■ Work to do:
Carry none of the pictures over; set down the material below exactly.

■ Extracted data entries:
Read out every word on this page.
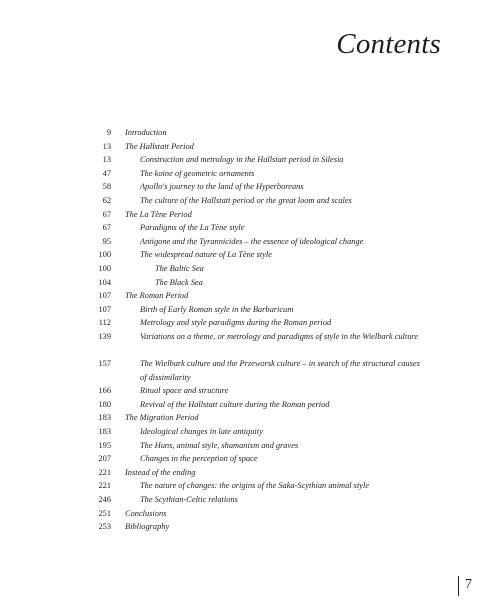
Contents
9 Introduction
13 The Hallstatt Period
13	Construction and metrology in the Hallstatt period in Silesia
47	The koine of geometric ornaments
58	Apollo's journey to the land of the Hyperboreans
62	The culture of the Hallstatt period or the great loom and scales
67 The La Tène Period
67	Paradigms of the La Tène style
95	Antigone and the Tyrannicides – the essence of ideological change
100	The widespread nature of La Tène style
100	The Baltic Sea
104	The Black Sea
107 The Roman Period
107	Birth of Early Roman style in the Barbaricum
112	Metrology and style paradigms during the Roman period
139	Variations on a theme, or metrology and paradigms of style in the Wielbark culture
157	The Wielbark culture and the Przeworsk culture – in search of the structural causes of dissimilarity
166	Ritual space and structure
180	Revival of the Hallstatt culture during the Roman period
183 The Migration Period
183	Ideological changes in late antiquity
195	The Huns, animal style, shamanism and graves
207	Changes in the perception of space
221 Instead of the ending
221	The nature of changes: the origins of the Saka-Scythian animal style
246	The Scythian-Celtic relations
251 Conclusions
253 Bibliography
7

■ Answer to the problem:
Read out every word on this page.
Contents
9 Introduction
13 The Hallstatt Period
13	Construction and metrology in the Hallstatt period in Silesia
47	The koine of geometric ornaments
58	Apollo's journey to the land of the Hyperboreans
62	The culture of the Hallstatt period or the great loom and scales
67 The La Tène Period
67	Paradigms of the La Tène style
95	Antigone and the Tyrannicides – the essence of ideological change
100	The widespread nature of La Tène style
100	The Baltic Sea
104	The Black Sea
107 The Roman Period
107	Birth of Early Roman style in the Barbaricum
112	Metrology and style paradigms during the Roman period
139	Variations on a theme, or metrology and paradigms of style in the Wielbark culture
157	The Wielbark culture and the Przeworsk culture – in search of the structural causes of dissimilarity
166	Ritual space and structure
180	Revival of the Hallstatt culture during the Roman period
183 The Migration Period
183	Ideological changes in late antiquity
195	The Huns, animal style, shamanism and graves
207	Changes in the perception of space
221 Instead of the ending
221	The nature of changes: the origins of the Saka-Scythian animal style
246	The Scythian-Celtic relations
251 Conclusions
253 Bibliography
7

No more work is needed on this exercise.